— start of Exercise data —

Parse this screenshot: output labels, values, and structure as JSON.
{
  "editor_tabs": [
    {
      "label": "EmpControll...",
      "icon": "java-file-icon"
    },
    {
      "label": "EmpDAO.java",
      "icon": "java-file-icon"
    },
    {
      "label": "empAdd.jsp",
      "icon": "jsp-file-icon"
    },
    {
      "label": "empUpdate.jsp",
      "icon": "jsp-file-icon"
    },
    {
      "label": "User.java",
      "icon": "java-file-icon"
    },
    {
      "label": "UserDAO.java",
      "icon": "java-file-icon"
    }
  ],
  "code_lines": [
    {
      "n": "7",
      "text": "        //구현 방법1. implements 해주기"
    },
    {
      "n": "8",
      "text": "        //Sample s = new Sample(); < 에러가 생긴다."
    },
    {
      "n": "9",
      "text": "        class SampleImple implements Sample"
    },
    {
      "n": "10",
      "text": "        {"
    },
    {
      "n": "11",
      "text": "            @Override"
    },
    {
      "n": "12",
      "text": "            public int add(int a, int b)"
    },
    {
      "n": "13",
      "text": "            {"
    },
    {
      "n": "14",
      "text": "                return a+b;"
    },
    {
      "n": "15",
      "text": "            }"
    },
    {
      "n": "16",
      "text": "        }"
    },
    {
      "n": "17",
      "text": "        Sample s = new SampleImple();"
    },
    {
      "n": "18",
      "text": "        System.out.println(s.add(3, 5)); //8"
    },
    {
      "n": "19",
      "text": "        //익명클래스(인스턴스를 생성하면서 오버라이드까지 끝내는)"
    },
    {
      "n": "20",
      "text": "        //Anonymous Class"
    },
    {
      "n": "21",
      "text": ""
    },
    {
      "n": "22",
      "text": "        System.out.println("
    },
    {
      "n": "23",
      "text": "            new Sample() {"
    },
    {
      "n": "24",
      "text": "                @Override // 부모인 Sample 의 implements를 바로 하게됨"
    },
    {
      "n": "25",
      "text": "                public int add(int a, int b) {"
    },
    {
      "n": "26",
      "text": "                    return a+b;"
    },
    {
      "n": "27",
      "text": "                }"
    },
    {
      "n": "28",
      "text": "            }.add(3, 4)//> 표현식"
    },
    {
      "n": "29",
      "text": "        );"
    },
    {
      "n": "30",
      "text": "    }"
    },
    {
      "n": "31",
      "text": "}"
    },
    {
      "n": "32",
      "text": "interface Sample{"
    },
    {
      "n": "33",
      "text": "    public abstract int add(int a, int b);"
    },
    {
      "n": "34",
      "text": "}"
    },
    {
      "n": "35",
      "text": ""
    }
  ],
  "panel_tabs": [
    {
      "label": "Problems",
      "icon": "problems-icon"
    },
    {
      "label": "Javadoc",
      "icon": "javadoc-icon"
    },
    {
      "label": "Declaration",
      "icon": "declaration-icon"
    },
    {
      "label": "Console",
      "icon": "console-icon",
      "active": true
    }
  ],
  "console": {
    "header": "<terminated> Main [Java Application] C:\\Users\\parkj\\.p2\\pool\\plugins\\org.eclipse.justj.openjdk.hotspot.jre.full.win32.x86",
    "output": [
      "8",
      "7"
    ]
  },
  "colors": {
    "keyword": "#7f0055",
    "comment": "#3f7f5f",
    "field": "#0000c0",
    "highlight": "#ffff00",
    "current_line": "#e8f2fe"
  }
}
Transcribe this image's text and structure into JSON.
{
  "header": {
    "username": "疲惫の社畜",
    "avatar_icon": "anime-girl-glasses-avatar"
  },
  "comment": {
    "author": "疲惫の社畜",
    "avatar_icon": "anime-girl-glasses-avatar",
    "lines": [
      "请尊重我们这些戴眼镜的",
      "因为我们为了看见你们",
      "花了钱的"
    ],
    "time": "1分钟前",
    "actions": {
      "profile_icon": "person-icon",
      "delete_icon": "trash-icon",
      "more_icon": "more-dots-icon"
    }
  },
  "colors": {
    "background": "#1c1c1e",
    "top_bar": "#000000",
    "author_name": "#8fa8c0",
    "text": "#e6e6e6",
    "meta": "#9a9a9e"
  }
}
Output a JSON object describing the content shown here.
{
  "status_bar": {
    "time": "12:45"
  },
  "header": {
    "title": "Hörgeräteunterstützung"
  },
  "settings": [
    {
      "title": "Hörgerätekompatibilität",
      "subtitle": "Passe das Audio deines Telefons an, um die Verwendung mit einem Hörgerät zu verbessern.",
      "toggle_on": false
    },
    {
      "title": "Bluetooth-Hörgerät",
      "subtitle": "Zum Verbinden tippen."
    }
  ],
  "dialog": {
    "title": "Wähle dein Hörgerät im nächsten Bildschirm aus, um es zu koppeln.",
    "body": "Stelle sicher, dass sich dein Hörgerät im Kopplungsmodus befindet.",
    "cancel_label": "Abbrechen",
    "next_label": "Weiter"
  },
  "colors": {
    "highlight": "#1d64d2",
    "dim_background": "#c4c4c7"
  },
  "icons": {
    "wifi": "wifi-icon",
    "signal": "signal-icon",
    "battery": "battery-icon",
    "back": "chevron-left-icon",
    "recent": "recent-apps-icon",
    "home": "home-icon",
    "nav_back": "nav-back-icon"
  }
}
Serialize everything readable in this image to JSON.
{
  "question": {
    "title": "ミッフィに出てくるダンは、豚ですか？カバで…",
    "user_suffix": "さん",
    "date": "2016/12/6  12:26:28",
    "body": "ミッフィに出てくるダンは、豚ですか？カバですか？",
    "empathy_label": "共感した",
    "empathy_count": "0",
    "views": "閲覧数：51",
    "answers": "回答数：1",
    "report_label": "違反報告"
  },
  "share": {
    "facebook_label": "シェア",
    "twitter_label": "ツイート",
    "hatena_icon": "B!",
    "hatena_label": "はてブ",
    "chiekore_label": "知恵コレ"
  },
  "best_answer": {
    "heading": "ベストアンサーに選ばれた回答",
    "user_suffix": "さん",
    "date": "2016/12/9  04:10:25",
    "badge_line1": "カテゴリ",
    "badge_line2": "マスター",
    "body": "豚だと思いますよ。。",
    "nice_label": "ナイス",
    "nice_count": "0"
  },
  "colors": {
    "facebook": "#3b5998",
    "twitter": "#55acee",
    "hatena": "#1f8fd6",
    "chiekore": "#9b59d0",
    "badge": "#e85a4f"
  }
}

— end of Exercise data —

> Written exercise
Give the count of lines in the data above that hold the string "ミッフィに出てくるダンは", with no additional words.

> Solution for this problem
2